◆ **Task statement**: Set all the material down again unchanged, without the pictures.

═════ Data provided ═════

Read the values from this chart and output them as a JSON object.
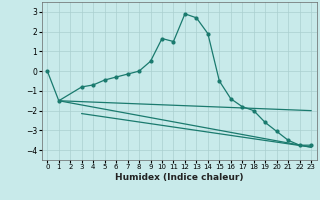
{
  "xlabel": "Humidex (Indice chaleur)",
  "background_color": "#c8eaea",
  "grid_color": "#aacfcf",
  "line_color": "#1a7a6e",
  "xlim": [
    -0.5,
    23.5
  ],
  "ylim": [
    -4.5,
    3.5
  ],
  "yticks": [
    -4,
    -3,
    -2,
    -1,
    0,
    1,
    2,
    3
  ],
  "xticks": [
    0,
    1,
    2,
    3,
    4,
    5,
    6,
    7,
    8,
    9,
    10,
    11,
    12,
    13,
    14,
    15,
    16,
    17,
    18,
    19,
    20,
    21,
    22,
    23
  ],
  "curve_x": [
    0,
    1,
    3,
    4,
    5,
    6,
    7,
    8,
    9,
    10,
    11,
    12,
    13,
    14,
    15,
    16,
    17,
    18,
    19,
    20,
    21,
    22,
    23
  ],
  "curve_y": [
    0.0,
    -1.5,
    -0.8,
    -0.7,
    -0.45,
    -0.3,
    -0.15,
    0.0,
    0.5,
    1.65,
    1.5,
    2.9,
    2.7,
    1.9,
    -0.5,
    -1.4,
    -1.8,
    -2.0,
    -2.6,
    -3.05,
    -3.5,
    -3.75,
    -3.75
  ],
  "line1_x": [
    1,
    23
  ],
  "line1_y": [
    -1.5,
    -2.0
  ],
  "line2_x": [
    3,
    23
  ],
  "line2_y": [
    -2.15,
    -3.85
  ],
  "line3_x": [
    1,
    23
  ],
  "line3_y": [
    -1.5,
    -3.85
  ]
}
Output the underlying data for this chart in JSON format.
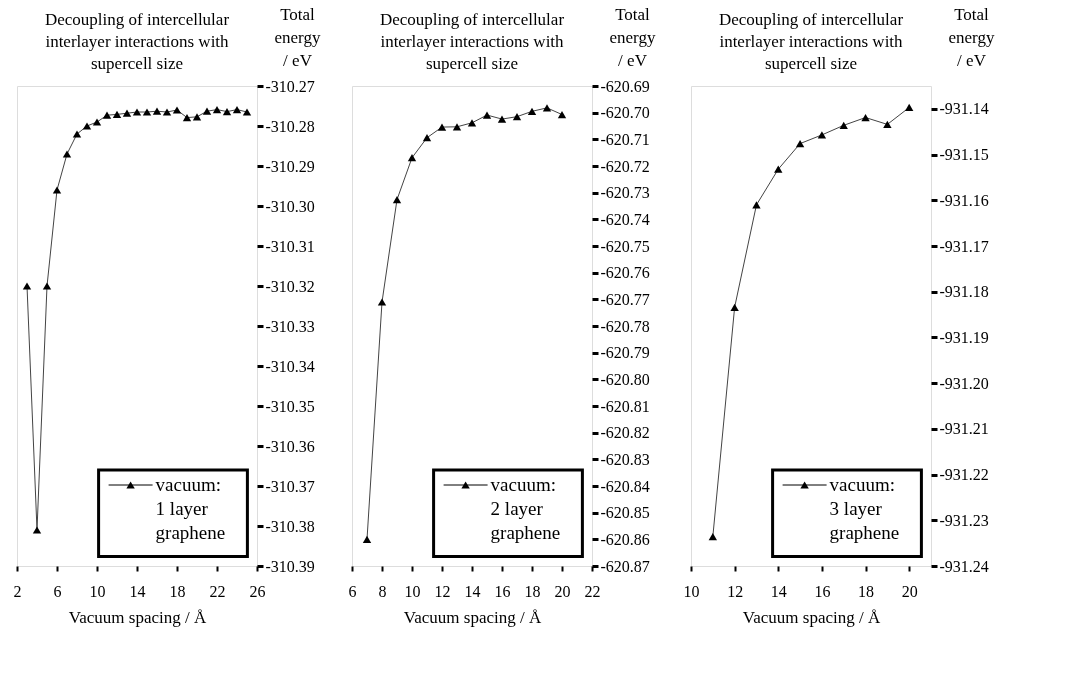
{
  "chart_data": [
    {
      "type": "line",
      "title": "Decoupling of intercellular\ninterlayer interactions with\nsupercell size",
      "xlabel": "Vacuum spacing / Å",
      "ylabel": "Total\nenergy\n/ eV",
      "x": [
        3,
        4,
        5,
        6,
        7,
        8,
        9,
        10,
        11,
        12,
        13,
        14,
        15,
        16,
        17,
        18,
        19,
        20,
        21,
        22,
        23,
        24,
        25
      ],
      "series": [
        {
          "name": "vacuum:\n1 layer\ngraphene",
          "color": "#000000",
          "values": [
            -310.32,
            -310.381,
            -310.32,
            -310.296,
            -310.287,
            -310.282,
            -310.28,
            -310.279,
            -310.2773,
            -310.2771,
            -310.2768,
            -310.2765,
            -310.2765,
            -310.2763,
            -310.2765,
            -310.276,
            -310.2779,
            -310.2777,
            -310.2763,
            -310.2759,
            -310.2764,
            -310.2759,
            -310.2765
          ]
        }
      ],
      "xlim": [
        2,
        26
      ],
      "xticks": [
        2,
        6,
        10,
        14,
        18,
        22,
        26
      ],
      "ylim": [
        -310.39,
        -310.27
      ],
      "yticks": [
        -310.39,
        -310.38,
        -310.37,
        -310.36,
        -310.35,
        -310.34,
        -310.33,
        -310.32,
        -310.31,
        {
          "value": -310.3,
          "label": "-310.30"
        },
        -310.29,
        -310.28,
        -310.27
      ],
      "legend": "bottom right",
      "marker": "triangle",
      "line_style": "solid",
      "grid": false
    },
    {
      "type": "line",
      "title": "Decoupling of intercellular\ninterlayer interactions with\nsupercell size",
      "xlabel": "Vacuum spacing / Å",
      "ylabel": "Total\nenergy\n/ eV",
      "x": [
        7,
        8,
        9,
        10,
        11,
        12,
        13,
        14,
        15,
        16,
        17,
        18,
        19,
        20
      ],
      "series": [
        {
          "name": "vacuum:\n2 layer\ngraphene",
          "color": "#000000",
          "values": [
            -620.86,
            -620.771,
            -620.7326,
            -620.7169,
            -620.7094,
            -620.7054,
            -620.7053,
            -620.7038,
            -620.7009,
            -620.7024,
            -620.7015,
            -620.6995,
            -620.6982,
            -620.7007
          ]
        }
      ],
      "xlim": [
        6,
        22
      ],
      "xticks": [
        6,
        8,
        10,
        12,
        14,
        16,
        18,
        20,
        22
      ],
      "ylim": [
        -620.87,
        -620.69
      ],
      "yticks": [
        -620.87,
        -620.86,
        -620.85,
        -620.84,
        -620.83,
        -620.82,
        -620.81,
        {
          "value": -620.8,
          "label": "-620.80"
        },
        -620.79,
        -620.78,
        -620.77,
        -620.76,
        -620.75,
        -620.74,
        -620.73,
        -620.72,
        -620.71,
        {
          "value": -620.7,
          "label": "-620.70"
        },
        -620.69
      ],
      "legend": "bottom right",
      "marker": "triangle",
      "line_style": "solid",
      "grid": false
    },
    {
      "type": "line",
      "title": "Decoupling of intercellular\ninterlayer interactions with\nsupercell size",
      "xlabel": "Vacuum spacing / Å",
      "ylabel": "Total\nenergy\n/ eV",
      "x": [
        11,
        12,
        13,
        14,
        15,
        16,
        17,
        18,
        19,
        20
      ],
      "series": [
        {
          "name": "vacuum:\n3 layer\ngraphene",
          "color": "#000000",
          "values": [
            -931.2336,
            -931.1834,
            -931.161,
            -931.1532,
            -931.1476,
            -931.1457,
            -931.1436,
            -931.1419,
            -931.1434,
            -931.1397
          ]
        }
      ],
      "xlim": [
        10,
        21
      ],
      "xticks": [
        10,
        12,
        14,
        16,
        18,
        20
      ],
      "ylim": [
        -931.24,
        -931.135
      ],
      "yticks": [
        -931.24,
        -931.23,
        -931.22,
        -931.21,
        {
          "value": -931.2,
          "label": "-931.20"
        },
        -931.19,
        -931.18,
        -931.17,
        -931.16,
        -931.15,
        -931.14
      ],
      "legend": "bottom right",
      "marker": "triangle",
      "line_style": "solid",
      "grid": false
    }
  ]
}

═════

◆ **Output for this task**:
Read the values from this chart and output them as a JSON object.
{
  "xlabel": "Humidex (Indice chaleur)",
  "background_color": "#c8eaea",
  "grid_color": "#aacfcf",
  "line_color": "#1a7a6e",
  "xlim": [
    -0.5,
    23.5
  ],
  "ylim": [
    -4.5,
    3.5
  ],
  "yticks": [
    -4,
    -3,
    -2,
    -1,
    0,
    1,
    2,
    3
  ],
  "xticks": [
    0,
    1,
    2,
    3,
    4,
    5,
    6,
    7,
    8,
    9,
    10,
    11,
    12,
    13,
    14,
    15,
    16,
    17,
    18,
    19,
    20,
    21,
    22,
    23
  ],
  "curve_x": [
    0,
    1,
    3,
    4,
    5,
    6,
    7,
    8,
    9,
    10,
    11,
    12,
    13,
    14,
    15,
    16,
    17,
    18,
    19,
    20,
    21,
    22,
    23
  ],
  "curve_y": [
    0.0,
    -1.5,
    -0.8,
    -0.7,
    -0.45,
    -0.3,
    -0.15,
    0.0,
    0.5,
    1.65,
    1.5,
    2.9,
    2.7,
    1.9,
    -0.5,
    -1.4,
    -1.8,
    -2.0,
    -2.6,
    -3.05,
    -3.5,
    -3.75,
    -3.75
  ],
  "line1_x": [
    1,
    23
  ],
  "line1_y": [
    -1.5,
    -2.0
  ],
  "line2_x": [
    3,
    23
  ],
  "line2_y": [
    -2.15,
    -3.85
  ],
  "line3_x": [
    1,
    23
  ],
  "line3_y": [
    -1.5,
    -3.85
  ]
}
Output the underlying data for this chart in JSON format.
{
  "chart_data": [
    {
      "type": "line",
      "title": "Decoupling of intercellular\ninterlayer interactions with\nsupercell size",
      "xlabel": "Vacuum spacing / Å",
      "ylabel": "Total\nenergy\n/ eV",
      "x": [
        3,
        4,
        5,
        6,
        7,
        8,
        9,
        10,
        11,
        12,
        13,
        14,
        15,
        16,
        17,
        18,
        19,
        20,
        21,
        22,
        23,
        24,
        25
      ],
      "series": [
        {
          "name": "vacuum:\n1 layer\ngraphene",
          "color": "#000000",
          "values": [
            -310.32,
            -310.381,
            -310.32,
            -310.296,
            -310.287,
            -310.282,
            -310.28,
            -310.279,
            -310.2773,
            -310.2771,
            -310.2768,
            -310.2765,
            -310.2765,
            -310.2763,
            -310.2765,
            -310.276,
            -310.2779,
            -310.2777,
            -310.2763,
            -310.2759,
            -310.2764,
            -310.2759,
            -310.2765
          ]
        }
      ],
      "xlim": [
        2,
        26
      ],
      "xticks": [
        2,
        6,
        10,
        14,
        18,
        22,
        26
      ],
      "ylim": [
        -310.39,
        -310.27
      ],
      "yticks": [
        -310.39,
        -310.38,
        -310.37,
        -310.36,
        -310.35,
        -310.34,
        -310.33,
        -310.32,
        -310.31,
        {
          "value": -310.3,
          "label": "-310.30"
        },
        -310.29,
        -310.28,
        -310.27
      ],
      "legend": "bottom right",
      "marker": "triangle",
      "line_style": "solid",
      "grid": false
    },
    {
      "type": "line",
      "title": "Decoupling of intercellular\ninterlayer interactions with\nsupercell size",
      "xlabel": "Vacuum spacing / Å",
      "ylabel": "Total\nenergy\n/ eV",
      "x": [
        7,
        8,
        9,
        10,
        11,
        12,
        13,
        14,
        15,
        16,
        17,
        18,
        19,
        20
      ],
      "series": [
        {
          "name": "vacuum:\n2 layer\ngraphene",
          "color": "#000000",
          "values": [
            -620.86,
            -620.771,
            -620.7326,
            -620.7169,
            -620.7094,
            -620.7054,
            -620.7053,
            -620.7038,
            -620.7009,
            -620.7024,
            -620.7015,
            -620.6995,
            -620.6982,
            -620.7007
          ]
        }
      ],
      "xlim": [
        6,
        22
      ],
      "xticks": [
        6,
        8,
        10,
        12,
        14,
        16,
        18,
        20,
        22
      ],
      "ylim": [
        -620.87,
        -620.69
      ],
      "yticks": [
        -620.87,
        -620.86,
        -620.85,
        -620.84,
        -620.83,
        -620.82,
        -620.81,
        {
          "value": -620.8,
          "label": "-620.80"
        },
        -620.79,
        -620.78,
        -620.77,
        -620.76,
        -620.75,
        -620.74,
        -620.73,
        -620.72,
        -620.71,
        {
          "value": -620.7,
          "label": "-620.70"
        },
        -620.69
      ],
      "legend": "bottom right",
      "marker": "triangle",
      "line_style": "solid",
      "grid": false
    },
    {
      "type": "line",
      "title": "Decoupling of intercellular\ninterlayer interactions with\nsupercell size",
      "xlabel": "Vacuum spacing / Å",
      "ylabel": "Total\nenergy\n/ eV",
      "x": [
        11,
        12,
        13,
        14,
        15,
        16,
        17,
        18,
        19,
        20
      ],
      "series": [
        {
          "name": "vacuum:\n3 layer\ngraphene",
          "color": "#000000",
          "values": [
            -931.2336,
            -931.1834,
            -931.161,
            -931.1532,
            -931.1476,
            -931.1457,
            -931.1436,
            -931.1419,
            -931.1434,
            -931.1397
          ]
        }
      ],
      "xlim": [
        10,
        21
      ],
      "xticks": [
        10,
        12,
        14,
        16,
        18,
        20
      ],
      "ylim": [
        -931.24,
        -931.135
      ],
      "yticks": [
        -931.24,
        -931.23,
        -931.22,
        -931.21,
        {
          "value": -931.2,
          "label": "-931.20"
        },
        -931.19,
        -931.18,
        -931.17,
        -931.16,
        -931.15,
        -931.14
      ],
      "legend": "bottom right",
      "marker": "triangle",
      "line_style": "solid",
      "grid": false
    }
  ]
}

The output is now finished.